- [REQUIREMENT 1]: Quote the passage of the essay on friendship between "Have you ever" and "wrong with me.", inclusive.
- [REQUIREMENT 2]: In the essay on friendship, list the competitive thoughts the writer gives after saying relationships are often made into competitions.
- [REQUIREMENT 3]: According to the essay on friendship, who is the only RSVP the writer needs?
++++ DOCUMENT EXCERPT
I am going to talk to all the ladies about some baggage I've been carrying around. Guys deal with this stuff, too, it's just a little different. When I was younger there were three of us girls that were thick as thieves. As one can imagine, however, threes a crowd and one of us was left out from time to time. That someone was usually me. I was younger and tended to be a little bossy and annoying. As an adult, I can see why I was left out. However, it still hurt and I carry that insecurity to this day.

Have you ever wondered why people will drop everything, or so it seems, for certain friends but you get left in the dust? You show up to as much as you possibly can supporting your posse of gals yet when it comes to something for you all you hear are crickets? Just me? Well, every once in awhile I find myself in a funk and wonder what they've got that I am lacking? I assume something must be wrong with me otherwise I would receive the same caring, kind, loving, VIP treatment that she is getting. It's a dark place to go and definitely not what we were created for. Relationships weren't meant to be competitions. Yet, oftentimes that is exactly what we make them out to be. It's her against me. Or, she must have something I don't. Or, the worst one of them all, something must be wrong with me.

I try not to let myself stay in that place of baggage for too long. I remind myself that my life isn't measured by how many people are on my guest list. When I lay may head down at night, I am not fulfilled by the attention from others. My cup is filled by the one who sustains me: Jesus. He is the only RSVP I need.

Maneuvering through friendships is hard. We have all this junk from our past that taints our future relationships. We mix different personalities and lots of baggage together and all wind up a mess feeling alone not realizing that we are all struggling.
++++++++
++++ RECORDED INFORMATION
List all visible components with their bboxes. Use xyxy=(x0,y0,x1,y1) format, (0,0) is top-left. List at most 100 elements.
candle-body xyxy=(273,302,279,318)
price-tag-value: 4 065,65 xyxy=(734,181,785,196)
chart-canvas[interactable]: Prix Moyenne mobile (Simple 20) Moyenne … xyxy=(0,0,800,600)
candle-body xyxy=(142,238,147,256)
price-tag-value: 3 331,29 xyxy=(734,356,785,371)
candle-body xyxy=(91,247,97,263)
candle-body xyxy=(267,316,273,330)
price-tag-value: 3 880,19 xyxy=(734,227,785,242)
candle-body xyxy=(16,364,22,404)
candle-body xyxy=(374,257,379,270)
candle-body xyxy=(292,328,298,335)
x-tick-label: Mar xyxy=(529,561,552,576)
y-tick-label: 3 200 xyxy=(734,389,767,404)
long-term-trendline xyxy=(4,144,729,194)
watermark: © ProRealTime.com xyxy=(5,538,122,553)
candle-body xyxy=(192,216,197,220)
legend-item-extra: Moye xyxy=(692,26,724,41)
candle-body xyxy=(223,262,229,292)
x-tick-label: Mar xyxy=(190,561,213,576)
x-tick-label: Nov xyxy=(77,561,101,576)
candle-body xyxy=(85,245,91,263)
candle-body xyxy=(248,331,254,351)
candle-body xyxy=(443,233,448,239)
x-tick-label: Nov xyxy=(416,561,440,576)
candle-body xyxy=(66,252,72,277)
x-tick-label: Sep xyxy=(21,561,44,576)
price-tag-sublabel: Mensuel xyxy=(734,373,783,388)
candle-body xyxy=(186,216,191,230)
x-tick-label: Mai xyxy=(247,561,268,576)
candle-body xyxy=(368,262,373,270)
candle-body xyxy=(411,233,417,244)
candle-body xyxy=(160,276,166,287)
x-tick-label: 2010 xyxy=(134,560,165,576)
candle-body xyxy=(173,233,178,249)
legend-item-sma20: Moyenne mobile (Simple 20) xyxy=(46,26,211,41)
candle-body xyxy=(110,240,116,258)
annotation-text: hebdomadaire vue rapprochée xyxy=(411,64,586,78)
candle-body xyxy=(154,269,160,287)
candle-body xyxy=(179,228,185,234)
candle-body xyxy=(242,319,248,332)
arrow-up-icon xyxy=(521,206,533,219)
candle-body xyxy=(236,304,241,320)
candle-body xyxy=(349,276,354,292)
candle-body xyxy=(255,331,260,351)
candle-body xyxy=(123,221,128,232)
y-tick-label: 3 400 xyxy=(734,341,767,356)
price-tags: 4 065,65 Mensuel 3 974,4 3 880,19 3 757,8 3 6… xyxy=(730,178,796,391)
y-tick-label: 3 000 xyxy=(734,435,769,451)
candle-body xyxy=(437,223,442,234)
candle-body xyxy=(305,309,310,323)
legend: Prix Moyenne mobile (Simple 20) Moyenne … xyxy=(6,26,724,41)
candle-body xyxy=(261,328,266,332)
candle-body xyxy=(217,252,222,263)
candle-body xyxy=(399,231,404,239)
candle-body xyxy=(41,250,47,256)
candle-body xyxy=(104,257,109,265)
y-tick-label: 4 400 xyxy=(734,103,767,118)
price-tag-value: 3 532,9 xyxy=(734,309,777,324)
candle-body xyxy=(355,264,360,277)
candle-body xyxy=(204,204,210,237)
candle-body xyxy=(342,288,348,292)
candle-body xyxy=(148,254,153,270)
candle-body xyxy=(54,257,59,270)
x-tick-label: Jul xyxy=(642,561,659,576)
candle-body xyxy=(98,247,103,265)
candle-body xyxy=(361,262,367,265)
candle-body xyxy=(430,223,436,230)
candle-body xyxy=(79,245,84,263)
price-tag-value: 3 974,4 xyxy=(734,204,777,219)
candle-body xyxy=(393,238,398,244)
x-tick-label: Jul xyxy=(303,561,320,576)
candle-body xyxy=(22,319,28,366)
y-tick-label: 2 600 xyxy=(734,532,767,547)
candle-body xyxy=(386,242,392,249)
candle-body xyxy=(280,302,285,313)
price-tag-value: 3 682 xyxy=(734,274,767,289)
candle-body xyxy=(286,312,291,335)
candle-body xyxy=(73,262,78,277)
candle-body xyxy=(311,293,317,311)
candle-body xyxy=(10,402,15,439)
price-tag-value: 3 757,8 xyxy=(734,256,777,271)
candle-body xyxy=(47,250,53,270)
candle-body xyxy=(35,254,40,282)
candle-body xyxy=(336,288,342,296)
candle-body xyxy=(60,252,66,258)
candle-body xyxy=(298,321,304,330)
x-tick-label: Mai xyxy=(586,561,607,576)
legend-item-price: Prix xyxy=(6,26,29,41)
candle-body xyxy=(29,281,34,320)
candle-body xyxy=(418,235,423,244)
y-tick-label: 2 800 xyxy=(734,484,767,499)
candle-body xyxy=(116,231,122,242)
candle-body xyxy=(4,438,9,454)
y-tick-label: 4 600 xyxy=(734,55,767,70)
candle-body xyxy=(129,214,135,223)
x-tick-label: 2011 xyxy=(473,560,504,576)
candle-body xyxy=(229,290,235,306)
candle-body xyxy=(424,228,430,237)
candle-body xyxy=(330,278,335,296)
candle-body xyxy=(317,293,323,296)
++++++++
- [COMPLETE RESPONSE 1]:
Have you ever wondered why people will drop everything, or so it seems, for certain friends but you get left in the dust? You show up to as much as you possibly can supporting your posse of gals yet when it comes to something for you all you hear are crickets? Just me? Well, every once in awhile I find myself in a funk and wonder what they've got that I am lacking? I assume something must be wrong with me otherwise I would receive the same caring, kind, loving, VIP treatment that she is getting. It's a dark place to go and definitely not what we were created for. Relationships weren't meant to be competitions. Yet, oftentimes that is exactly what we make them out to be. It's her against me. Or, she must have something I don't. Or, the worst one of them all, something must be wrong with me.

- [COMPLETE RESPONSE 2]:
- It's her against me.
- She must have something I don't.
- Something must be wrong with me.

- [COMPLETE RESPONSE 3]: Jesus.